→ **Task to carry out**:
Transcribe the whole listing without a single picture.

→ **Listed records**:
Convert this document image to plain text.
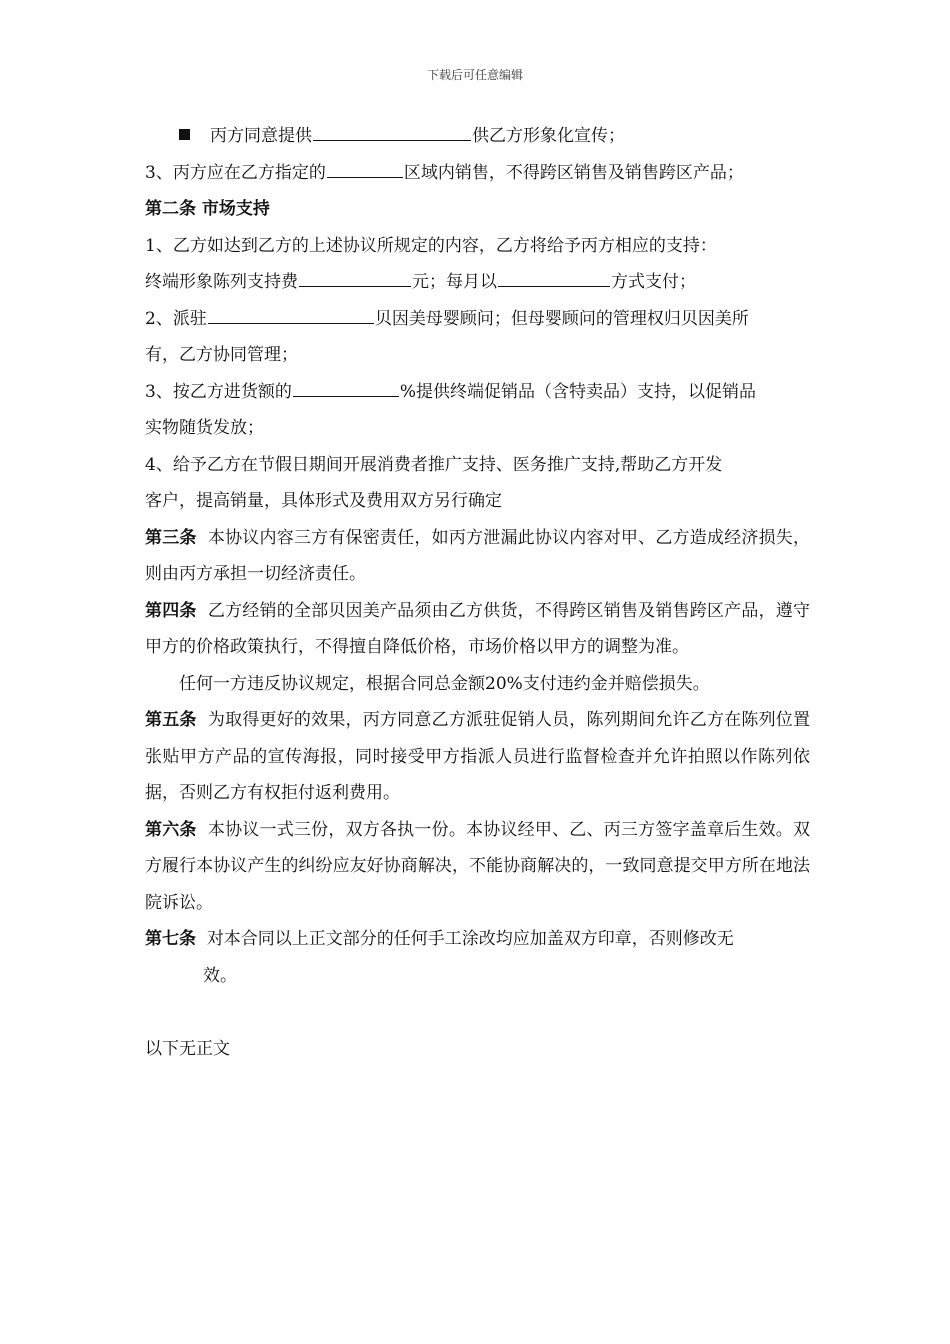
下载后可任意编辑
丙方同意提供	供乙方形象化宣传；
3、丙方应在乙方指定的	区域内销售，不得跨区销售及销售跨区产品；
第二条 市场支持
1、乙方如达到乙方的上述协议所规定的内容，乙方将给予丙方相应的支持：
终端形象陈列支持费	元；每月以	方式支付；
2、派驻	贝因美母婴顾问；但母婴顾问的管理权归贝因美所
有，乙方协同管理；
3、按乙方进货额的	%提供终端促销品（含特卖品）支持，以促销品
实物随货发放；
4、给予乙方在节假日期间开展消费者推广支持、医务推广支持,帮助乙方开发
客户，提高销量，具体形式及费用双方另行确定
第三条 本协议内容三方有保密责任，如丙方泄漏此协议内容对甲、乙方造成经济损失，则由丙方承担一切经济责任。
第四条 乙方经销的全部贝因美产品须由乙方供货，不得跨区销售及销售跨区产品，遵守甲方的价格政策执行，不得擅自降低价格，市场价格以甲方的调整为准。
任何一方违反协议规定，根据合同总金额20%支付违约金并赔偿损失。
第五条 为取得更好的效果，丙方同意乙方派驻促销人员，陈列期间允许乙方在陈列位置张贴甲方产品的宣传海报，同时接受甲方指派人员进行监督检查并允许拍照以作陈列依据，否则乙方有权拒付返利费用。
第六条 本协议一式三份，双方各执一份。本协议经甲、乙、丙三方签字盖章后生效。双方履行本协议产生的纠纷应友好协商解决，不能协商解决的，一致同意提交甲方所在地法院诉讼。
第七条 对本合同以上正文部分的任何手工涂改均应加盖双方印章，否则修改无
效。
以下无正文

→ **Result of the exercise**:
Convert this document image to plain text.
下载后可任意编辑
丙方同意提供	供乙方形象化宣传；
3、丙方应在乙方指定的	区域内销售，不得跨区销售及销售跨区产品；
第二条 市场支持
1、乙方如达到乙方的上述协议所规定的内容，乙方将给予丙方相应的支持：
终端形象陈列支持费	元；每月以	方式支付；
2、派驻	贝因美母婴顾问；但母婴顾问的管理权归贝因美所
有，乙方协同管理；
3、按乙方进货额的	%提供终端促销品（含特卖品）支持，以促销品
实物随货发放；
4、给予乙方在节假日期间开展消费者推广支持、医务推广支持,帮助乙方开发
客户，提高销量，具体形式及费用双方另行确定
第三条 本协议内容三方有保密责任，如丙方泄漏此协议内容对甲、乙方造成经济损失，则由丙方承担一切经济责任。
第四条 乙方经销的全部贝因美产品须由乙方供货，不得跨区销售及销售跨区产品，遵守甲方的价格政策执行，不得擅自降低价格，市场价格以甲方的调整为准。
任何一方违反协议规定，根据合同总金额20%支付违约金并赔偿损失。
第五条 为取得更好的效果，丙方同意乙方派驻促销人员，陈列期间允许乙方在陈列位置张贴甲方产品的宣传海报，同时接受甲方指派人员进行监督检查并允许拍照以作陈列依据，否则乙方有权拒付返利费用。
第六条 本协议一式三份，双方各执一份。本协议经甲、乙、丙三方签字盖章后生效。双方履行本协议产生的纠纷应友好协商解决，不能协商解决的，一致同意提交甲方所在地法院诉讼。
第七条 对本合同以上正文部分的任何手工涂改均应加盖双方印章，否则修改无
效。
以下无正文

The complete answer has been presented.